Requirements -> Write out all the entries word for word, but skip any images.

Exercise data ->
────────────────

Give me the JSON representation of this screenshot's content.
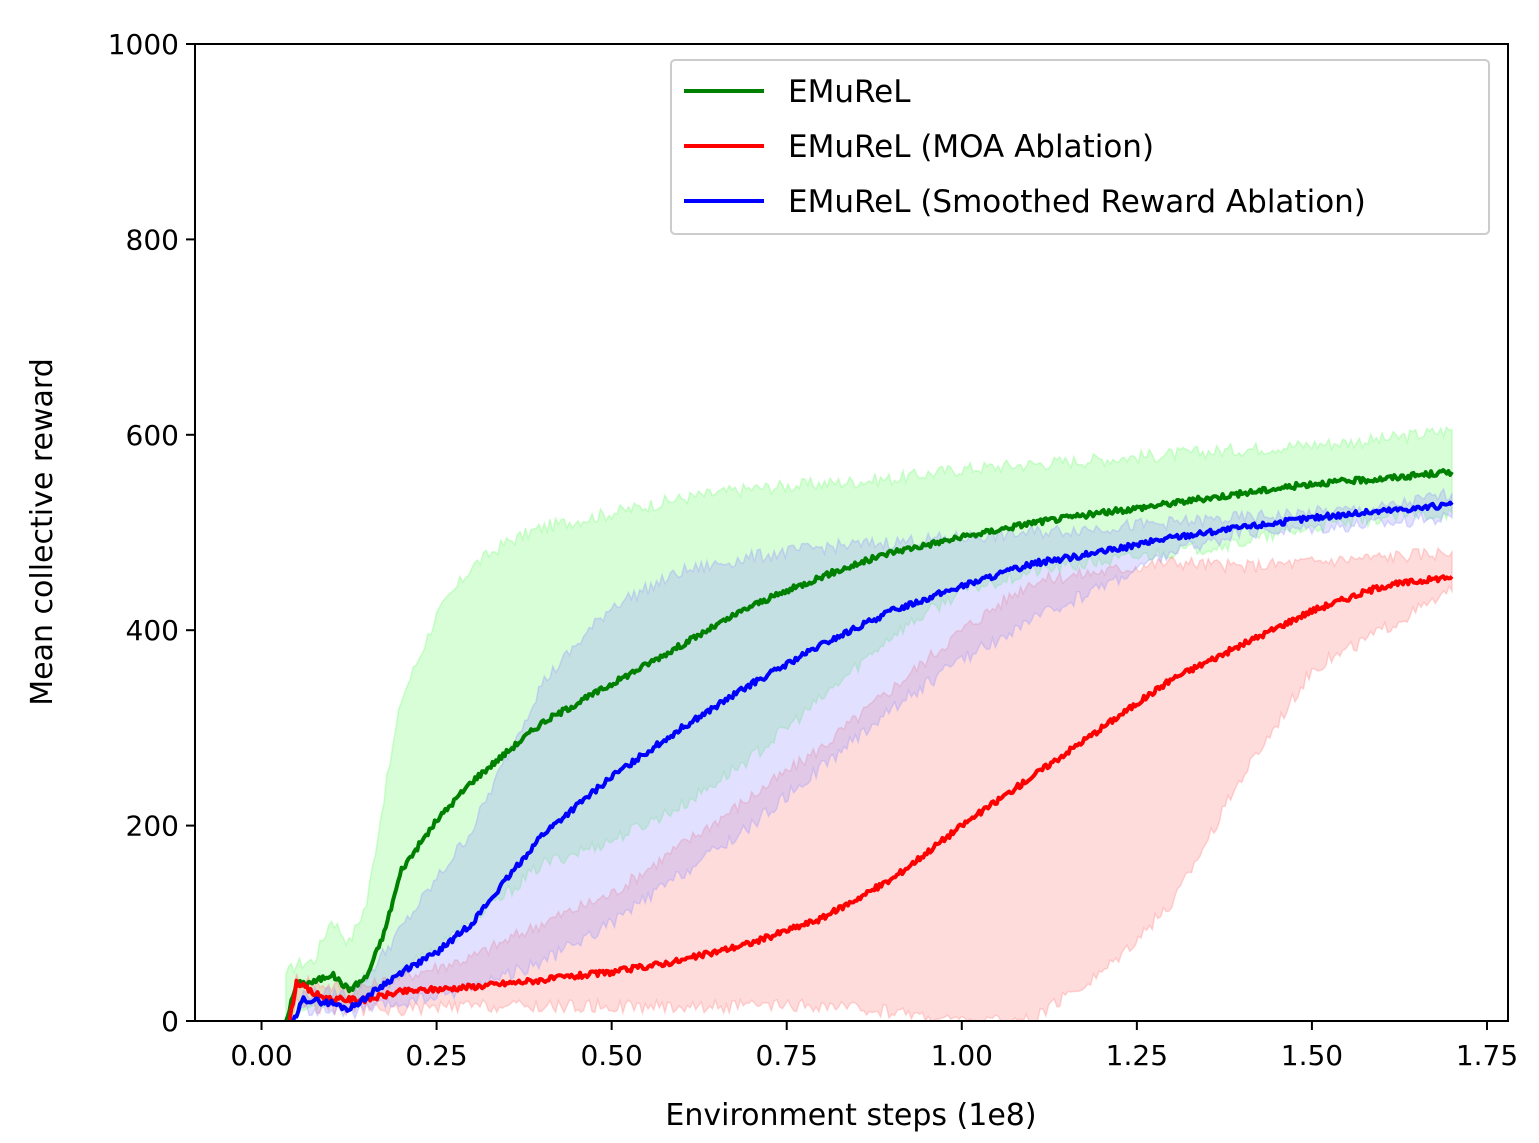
{
  "chart_data": {
    "type": "line",
    "title": "",
    "xlabel": "Environment steps (1e8)",
    "ylabel": "Mean collective reward",
    "xlim": [
      -0.095,
      1.78
    ],
    "ylim": [
      0,
      1000
    ],
    "xticks": [
      0.0,
      0.25,
      0.5,
      0.75,
      1.0,
      1.25,
      1.5,
      1.75
    ],
    "xtick_labels": [
      "0.00",
      "0.25",
      "0.50",
      "0.75",
      "1.00",
      "1.25",
      "1.50",
      "1.75"
    ],
    "yticks": [
      0,
      200,
      400,
      600,
      800,
      1000
    ],
    "ytick_labels": [
      "0",
      "200",
      "400",
      "600",
      "800",
      "1000"
    ],
    "grid": false,
    "legend_position": "top-right",
    "series": [
      {
        "name": "EMuReL",
        "color": "#008000",
        "band_color": "#7CFC7C",
        "x": [
          0.035,
          0.05,
          0.075,
          0.1,
          0.125,
          0.15,
          0.175,
          0.2,
          0.25,
          0.3,
          0.35,
          0.4,
          0.5,
          0.6,
          0.7,
          0.8,
          0.9,
          1.0,
          1.1,
          1.2,
          1.3,
          1.4,
          1.5,
          1.6,
          1.7
        ],
        "y": [
          0,
          38,
          40,
          48,
          32,
          45,
          90,
          155,
          205,
          245,
          275,
          305,
          345,
          385,
          425,
          455,
          480,
          495,
          510,
          520,
          530,
          540,
          550,
          555,
          562
        ],
        "upper": [
          48,
          58,
          62,
          105,
          80,
          120,
          230,
          330,
          415,
          465,
          490,
          505,
          520,
          535,
          545,
          550,
          555,
          565,
          570,
          575,
          580,
          585,
          590,
          595,
          605
        ],
        "lower": [
          0,
          10,
          15,
          25,
          18,
          25,
          35,
          50,
          75,
          100,
          130,
          160,
          185,
          220,
          270,
          330,
          395,
          440,
          460,
          470,
          480,
          490,
          505,
          515,
          520
        ]
      },
      {
        "name": "EMuReL (MOA Ablation)",
        "color": "#FF0000",
        "band_color": "#FF8A8A",
        "x": [
          0.04,
          0.05,
          0.075,
          0.1,
          0.15,
          0.2,
          0.3,
          0.4,
          0.5,
          0.6,
          0.7,
          0.8,
          0.9,
          1.0,
          1.1,
          1.2,
          1.3,
          1.4,
          1.5,
          1.6,
          1.7
        ],
        "y": [
          0,
          40,
          28,
          22,
          22,
          30,
          35,
          42,
          50,
          62,
          80,
          105,
          145,
          200,
          250,
          300,
          350,
          385,
          420,
          445,
          455
        ],
        "upper": [
          0,
          45,
          40,
          35,
          35,
          45,
          65,
          100,
          130,
          180,
          230,
          280,
          340,
          400,
          450,
          460,
          470,
          465,
          470,
          475,
          480
        ],
        "lower": [
          0,
          20,
          15,
          12,
          12,
          12,
          15,
          15,
          15,
          15,
          15,
          15,
          10,
          0,
          0,
          50,
          120,
          250,
          360,
          400,
          440
        ]
      },
      {
        "name": "EMuReL (Smoothed Reward Ablation)",
        "color": "#0000FF",
        "band_color": "#9A9AFF",
        "x": [
          0.045,
          0.06,
          0.1,
          0.125,
          0.15,
          0.2,
          0.25,
          0.3,
          0.4,
          0.5,
          0.6,
          0.7,
          0.8,
          0.9,
          1.0,
          1.1,
          1.2,
          1.3,
          1.4,
          1.5,
          1.6,
          1.7
        ],
        "y": [
          0,
          22,
          18,
          12,
          25,
          50,
          70,
          100,
          190,
          250,
          300,
          345,
          385,
          420,
          445,
          468,
          480,
          495,
          505,
          515,
          522,
          528
        ],
        "upper": [
          0,
          28,
          28,
          28,
          45,
          95,
          145,
          195,
          345,
          425,
          460,
          475,
          485,
          490,
          495,
          500,
          505,
          510,
          515,
          520,
          525,
          540
        ],
        "lower": [
          0,
          12,
          10,
          8,
          12,
          18,
          25,
          35,
          60,
          100,
          150,
          200,
          260,
          320,
          370,
          410,
          445,
          480,
          500,
          505,
          510,
          515
        ]
      }
    ]
  }
}
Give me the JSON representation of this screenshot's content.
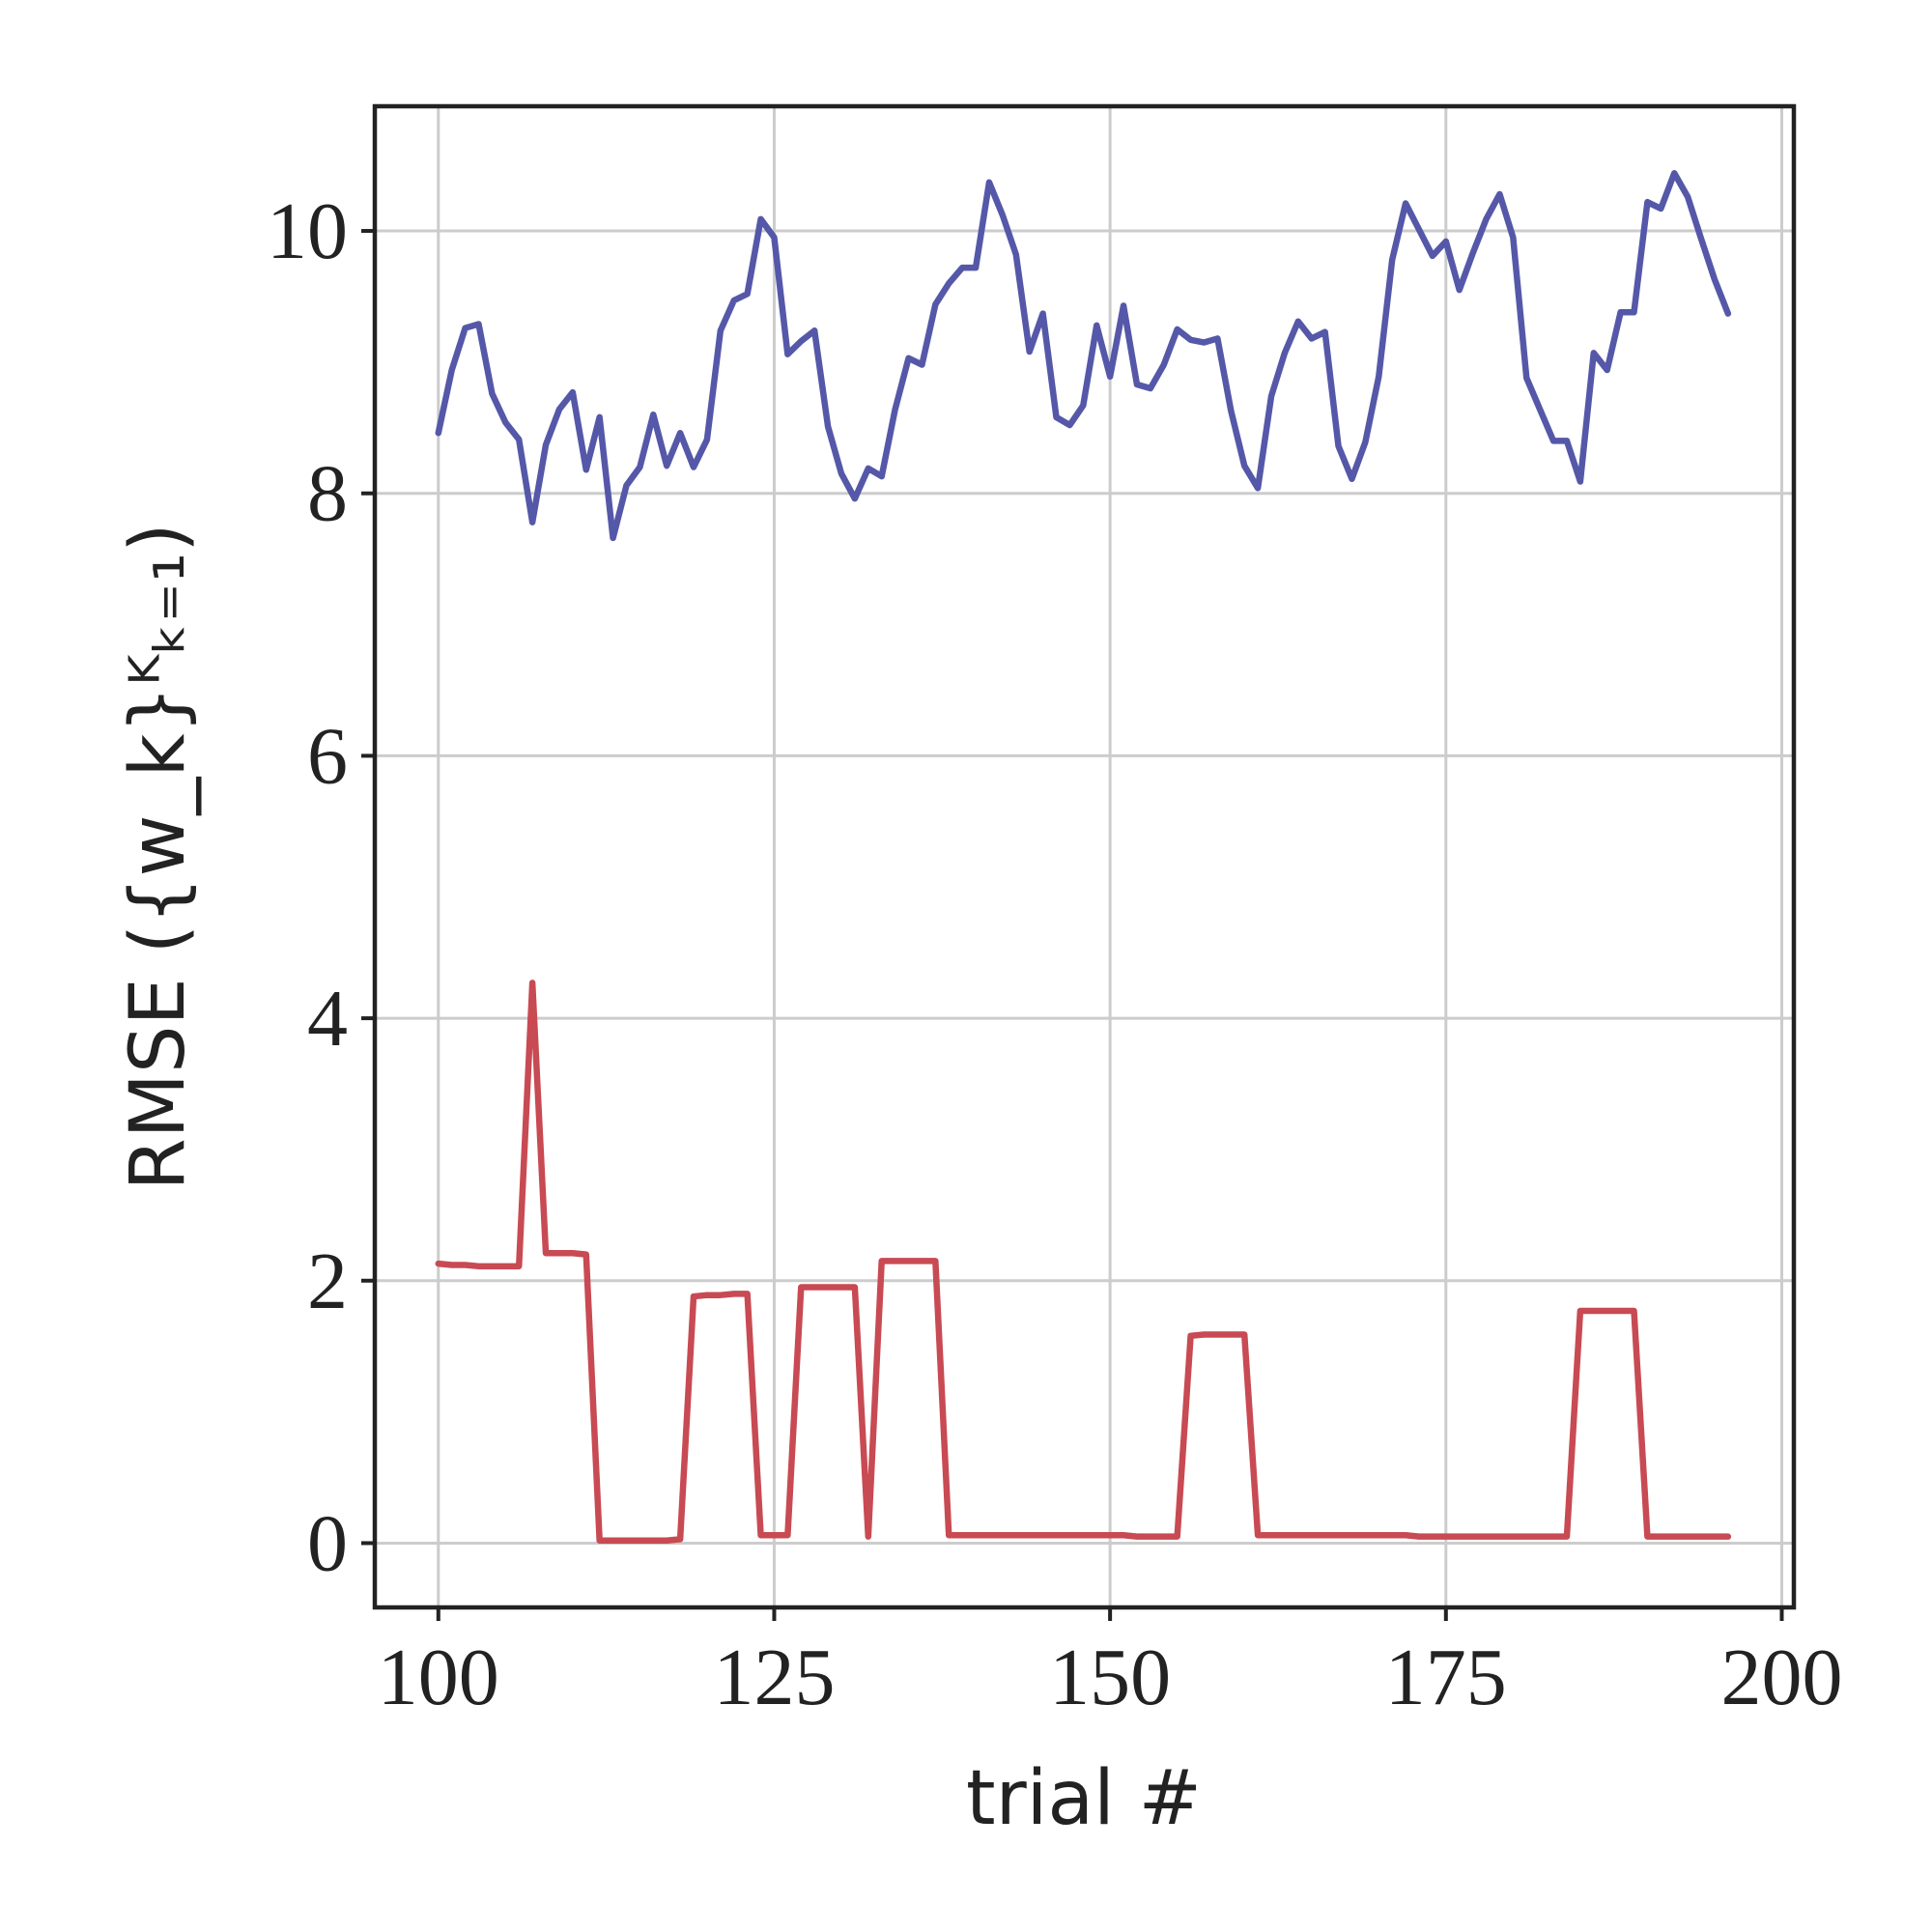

────────────────

Exercise answer ->
Give me the JSON representation of this screenshot's content.
{
  "chart_data": {
    "type": "line",
    "title": "",
    "xlabel": "Environment steps (1e8)",
    "ylabel": "Mean collective reward",
    "xlim": [
      -0.095,
      1.78
    ],
    "ylim": [
      0,
      1000
    ],
    "xticks": [
      0.0,
      0.25,
      0.5,
      0.75,
      1.0,
      1.25,
      1.5,
      1.75
    ],
    "xtick_labels": [
      "0.00",
      "0.25",
      "0.50",
      "0.75",
      "1.00",
      "1.25",
      "1.50",
      "1.75"
    ],
    "yticks": [
      0,
      200,
      400,
      600,
      800,
      1000
    ],
    "ytick_labels": [
      "0",
      "200",
      "400",
      "600",
      "800",
      "1000"
    ],
    "grid": false,
    "legend_position": "top-right",
    "series": [
      {
        "name": "EMuReL",
        "color": "#008000",
        "band_color": "#7CFC7C",
        "x": [
          0.035,
          0.05,
          0.075,
          0.1,
          0.125,
          0.15,
          0.175,
          0.2,
          0.25,
          0.3,
          0.35,
          0.4,
          0.5,
          0.6,
          0.7,
          0.8,
          0.9,
          1.0,
          1.1,
          1.2,
          1.3,
          1.4,
          1.5,
          1.6,
          1.7
        ],
        "y": [
          0,
          38,
          40,
          48,
          32,
          45,
          90,
          155,
          205,
          245,
          275,
          305,
          345,
          385,
          425,
          455,
          480,
          495,
          510,
          520,
          530,
          540,
          550,
          555,
          562
        ],
        "upper": [
          48,
          58,
          62,
          105,
          80,
          120,
          230,
          330,
          415,
          465,
          490,
          505,
          520,
          535,
          545,
          550,
          555,
          565,
          570,
          575,
          580,
          585,
          590,
          595,
          605
        ],
        "lower": [
          0,
          10,
          15,
          25,
          18,
          25,
          35,
          50,
          75,
          100,
          130,
          160,
          185,
          220,
          270,
          330,
          395,
          440,
          460,
          470,
          480,
          490,
          505,
          515,
          520
        ]
      },
      {
        "name": "EMuReL (MOA Ablation)",
        "color": "#FF0000",
        "band_color": "#FF8A8A",
        "x": [
          0.04,
          0.05,
          0.075,
          0.1,
          0.15,
          0.2,
          0.3,
          0.4,
          0.5,
          0.6,
          0.7,
          0.8,
          0.9,
          1.0,
          1.1,
          1.2,
          1.3,
          1.4,
          1.5,
          1.6,
          1.7
        ],
        "y": [
          0,
          40,
          28,
          22,
          22,
          30,
          35,
          42,
          50,
          62,
          80,
          105,
          145,
          200,
          250,
          300,
          350,
          385,
          420,
          445,
          455
        ],
        "upper": [
          0,
          45,
          40,
          35,
          35,
          45,
          65,
          100,
          130,
          180,
          230,
          280,
          340,
          400,
          450,
          460,
          470,
          465,
          470,
          475,
          480
        ],
        "lower": [
          0,
          20,
          15,
          12,
          12,
          12,
          15,
          15,
          15,
          15,
          15,
          15,
          10,
          0,
          0,
          50,
          120,
          250,
          360,
          400,
          440
        ]
      },
      {
        "name": "EMuReL (Smoothed Reward Ablation)",
        "color": "#0000FF",
        "band_color": "#9A9AFF",
        "x": [
          0.045,
          0.06,
          0.1,
          0.125,
          0.15,
          0.2,
          0.25,
          0.3,
          0.4,
          0.5,
          0.6,
          0.7,
          0.8,
          0.9,
          1.0,
          1.1,
          1.2,
          1.3,
          1.4,
          1.5,
          1.6,
          1.7
        ],
        "y": [
          0,
          22,
          18,
          12,
          25,
          50,
          70,
          100,
          190,
          250,
          300,
          345,
          385,
          420,
          445,
          468,
          480,
          495,
          505,
          515,
          522,
          528
        ],
        "upper": [
          0,
          28,
          28,
          28,
          45,
          95,
          145,
          195,
          345,
          425,
          460,
          475,
          485,
          490,
          495,
          500,
          505,
          510,
          515,
          520,
          525,
          540
        ],
        "lower": [
          0,
          12,
          10,
          8,
          12,
          18,
          25,
          35,
          60,
          100,
          150,
          200,
          260,
          320,
          370,
          410,
          445,
          480,
          500,
          505,
          510,
          515
        ]
      }
    ]
  }
}
Give me the JSON representation of this screenshot's content.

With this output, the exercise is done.